--- Start of RECORDS SHOWN ---

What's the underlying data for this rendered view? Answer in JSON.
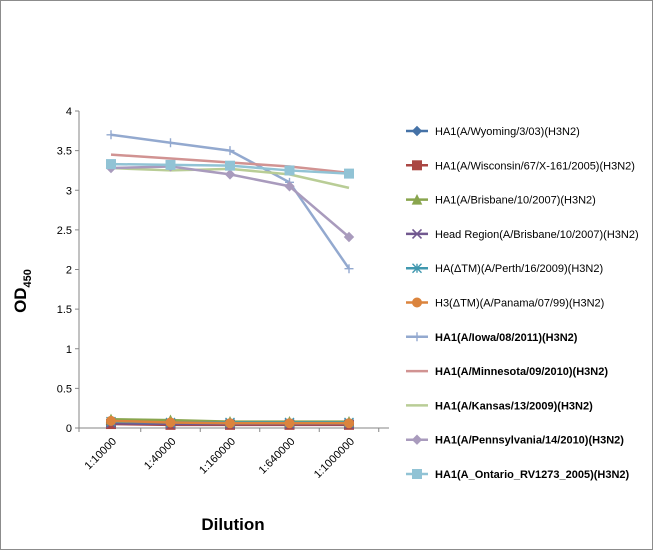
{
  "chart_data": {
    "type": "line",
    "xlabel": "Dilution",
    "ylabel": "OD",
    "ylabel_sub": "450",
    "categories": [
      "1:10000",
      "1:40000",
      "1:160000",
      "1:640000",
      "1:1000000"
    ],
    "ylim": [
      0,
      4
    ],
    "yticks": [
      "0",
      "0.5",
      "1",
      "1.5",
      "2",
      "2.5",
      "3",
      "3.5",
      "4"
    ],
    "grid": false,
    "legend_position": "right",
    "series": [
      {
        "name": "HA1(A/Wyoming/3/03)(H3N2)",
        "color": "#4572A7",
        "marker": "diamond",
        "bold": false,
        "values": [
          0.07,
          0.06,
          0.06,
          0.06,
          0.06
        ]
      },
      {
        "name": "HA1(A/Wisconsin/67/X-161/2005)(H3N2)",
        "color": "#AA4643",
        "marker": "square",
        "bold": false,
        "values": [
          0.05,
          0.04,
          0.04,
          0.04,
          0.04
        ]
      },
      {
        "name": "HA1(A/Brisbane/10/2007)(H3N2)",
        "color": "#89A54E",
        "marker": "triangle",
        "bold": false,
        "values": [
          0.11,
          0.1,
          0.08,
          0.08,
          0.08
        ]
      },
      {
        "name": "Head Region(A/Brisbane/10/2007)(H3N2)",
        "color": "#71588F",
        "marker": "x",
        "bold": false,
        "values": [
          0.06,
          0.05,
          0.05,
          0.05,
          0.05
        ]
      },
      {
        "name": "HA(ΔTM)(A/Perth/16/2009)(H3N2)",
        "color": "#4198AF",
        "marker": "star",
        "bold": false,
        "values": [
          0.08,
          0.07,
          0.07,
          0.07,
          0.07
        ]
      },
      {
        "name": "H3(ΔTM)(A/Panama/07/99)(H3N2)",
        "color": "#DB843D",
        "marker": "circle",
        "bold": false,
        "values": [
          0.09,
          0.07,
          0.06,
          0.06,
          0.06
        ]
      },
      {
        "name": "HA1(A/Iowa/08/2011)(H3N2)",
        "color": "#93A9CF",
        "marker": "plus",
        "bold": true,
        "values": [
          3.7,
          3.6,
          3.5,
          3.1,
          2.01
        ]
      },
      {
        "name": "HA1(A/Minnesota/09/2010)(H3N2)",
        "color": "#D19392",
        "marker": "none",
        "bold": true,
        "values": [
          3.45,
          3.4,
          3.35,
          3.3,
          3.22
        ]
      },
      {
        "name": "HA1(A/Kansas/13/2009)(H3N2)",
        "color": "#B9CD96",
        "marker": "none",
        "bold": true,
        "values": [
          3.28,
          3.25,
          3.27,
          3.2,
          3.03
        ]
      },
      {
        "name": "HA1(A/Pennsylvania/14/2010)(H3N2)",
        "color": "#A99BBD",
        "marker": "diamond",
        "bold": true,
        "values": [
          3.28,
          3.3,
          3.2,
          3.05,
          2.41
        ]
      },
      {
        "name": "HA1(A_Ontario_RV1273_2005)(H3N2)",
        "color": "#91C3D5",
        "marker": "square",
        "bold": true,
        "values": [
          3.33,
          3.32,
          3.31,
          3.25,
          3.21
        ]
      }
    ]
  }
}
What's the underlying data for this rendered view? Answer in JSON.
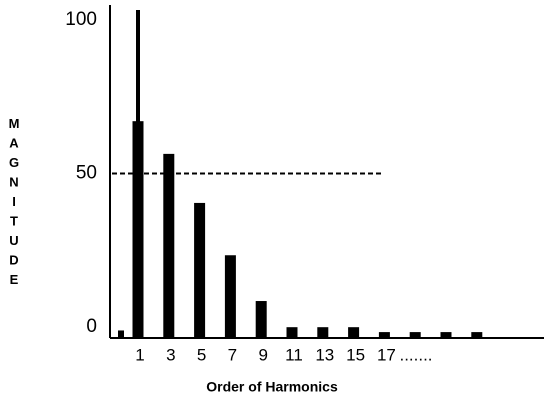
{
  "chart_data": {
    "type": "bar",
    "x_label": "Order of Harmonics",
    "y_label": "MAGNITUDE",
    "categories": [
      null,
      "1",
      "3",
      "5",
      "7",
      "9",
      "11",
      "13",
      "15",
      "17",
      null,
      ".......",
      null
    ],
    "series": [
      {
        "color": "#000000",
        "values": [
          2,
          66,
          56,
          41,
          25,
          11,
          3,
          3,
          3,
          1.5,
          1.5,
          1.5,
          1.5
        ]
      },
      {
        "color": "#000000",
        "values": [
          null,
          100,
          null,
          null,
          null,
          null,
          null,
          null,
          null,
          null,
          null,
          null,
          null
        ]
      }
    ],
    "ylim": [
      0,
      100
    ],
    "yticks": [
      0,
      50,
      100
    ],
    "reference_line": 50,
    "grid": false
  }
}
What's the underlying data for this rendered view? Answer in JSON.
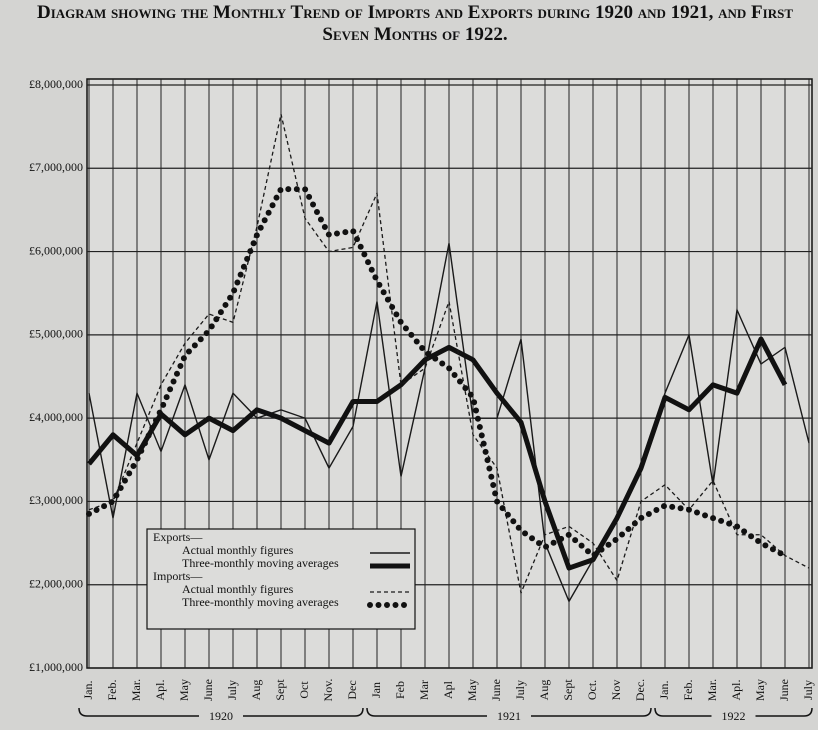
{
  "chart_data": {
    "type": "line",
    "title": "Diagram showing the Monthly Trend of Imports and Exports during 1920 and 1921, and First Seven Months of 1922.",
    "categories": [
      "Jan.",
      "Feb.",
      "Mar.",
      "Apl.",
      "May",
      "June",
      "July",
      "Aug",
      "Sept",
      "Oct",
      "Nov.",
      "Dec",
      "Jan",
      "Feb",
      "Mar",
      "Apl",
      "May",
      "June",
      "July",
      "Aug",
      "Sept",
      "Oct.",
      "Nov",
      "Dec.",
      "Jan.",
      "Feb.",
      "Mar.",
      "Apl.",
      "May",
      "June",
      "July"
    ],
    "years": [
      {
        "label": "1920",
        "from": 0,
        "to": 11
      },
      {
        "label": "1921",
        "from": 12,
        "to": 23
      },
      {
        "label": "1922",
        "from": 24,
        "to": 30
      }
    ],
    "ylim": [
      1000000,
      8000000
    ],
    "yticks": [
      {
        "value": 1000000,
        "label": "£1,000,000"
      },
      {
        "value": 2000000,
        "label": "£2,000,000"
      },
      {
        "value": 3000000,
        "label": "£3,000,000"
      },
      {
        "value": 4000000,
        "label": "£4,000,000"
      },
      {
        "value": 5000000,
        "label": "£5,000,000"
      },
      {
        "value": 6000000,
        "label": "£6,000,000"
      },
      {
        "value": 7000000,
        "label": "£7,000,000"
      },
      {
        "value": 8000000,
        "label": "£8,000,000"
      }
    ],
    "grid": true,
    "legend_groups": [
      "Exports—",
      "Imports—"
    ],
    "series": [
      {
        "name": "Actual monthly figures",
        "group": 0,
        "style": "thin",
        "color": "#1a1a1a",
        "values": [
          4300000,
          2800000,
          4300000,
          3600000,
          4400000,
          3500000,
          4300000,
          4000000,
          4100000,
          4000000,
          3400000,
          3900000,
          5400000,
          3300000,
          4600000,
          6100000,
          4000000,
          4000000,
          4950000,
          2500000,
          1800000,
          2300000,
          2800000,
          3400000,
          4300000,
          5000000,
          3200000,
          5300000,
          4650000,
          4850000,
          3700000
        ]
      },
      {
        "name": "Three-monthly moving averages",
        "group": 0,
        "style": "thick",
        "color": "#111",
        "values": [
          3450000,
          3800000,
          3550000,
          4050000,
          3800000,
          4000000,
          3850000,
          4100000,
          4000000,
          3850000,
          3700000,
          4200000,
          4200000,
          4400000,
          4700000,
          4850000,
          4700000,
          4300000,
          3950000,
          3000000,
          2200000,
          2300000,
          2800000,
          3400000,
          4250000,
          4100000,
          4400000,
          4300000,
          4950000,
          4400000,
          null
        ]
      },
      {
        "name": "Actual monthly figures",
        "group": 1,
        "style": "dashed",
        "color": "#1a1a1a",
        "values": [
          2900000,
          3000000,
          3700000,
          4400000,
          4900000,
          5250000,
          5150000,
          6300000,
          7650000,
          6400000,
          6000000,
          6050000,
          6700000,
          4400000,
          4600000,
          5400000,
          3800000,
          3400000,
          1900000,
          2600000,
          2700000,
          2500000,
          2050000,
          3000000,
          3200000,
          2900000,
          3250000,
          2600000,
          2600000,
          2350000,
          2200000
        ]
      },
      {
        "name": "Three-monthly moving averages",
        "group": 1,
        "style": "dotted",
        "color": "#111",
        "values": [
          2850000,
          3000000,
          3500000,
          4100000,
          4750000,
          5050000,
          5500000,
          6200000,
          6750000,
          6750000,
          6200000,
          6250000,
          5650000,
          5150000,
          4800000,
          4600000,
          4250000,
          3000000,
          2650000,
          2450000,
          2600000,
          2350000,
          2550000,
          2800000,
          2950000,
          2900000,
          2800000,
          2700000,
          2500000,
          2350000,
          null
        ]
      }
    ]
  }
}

--- End of RECORDS SHOWN ---

* EXERCISE DETAILS *
State how many lines of the records above contain the word "style", giving only that number.

* ANSWER TO THE EXERCISE *
4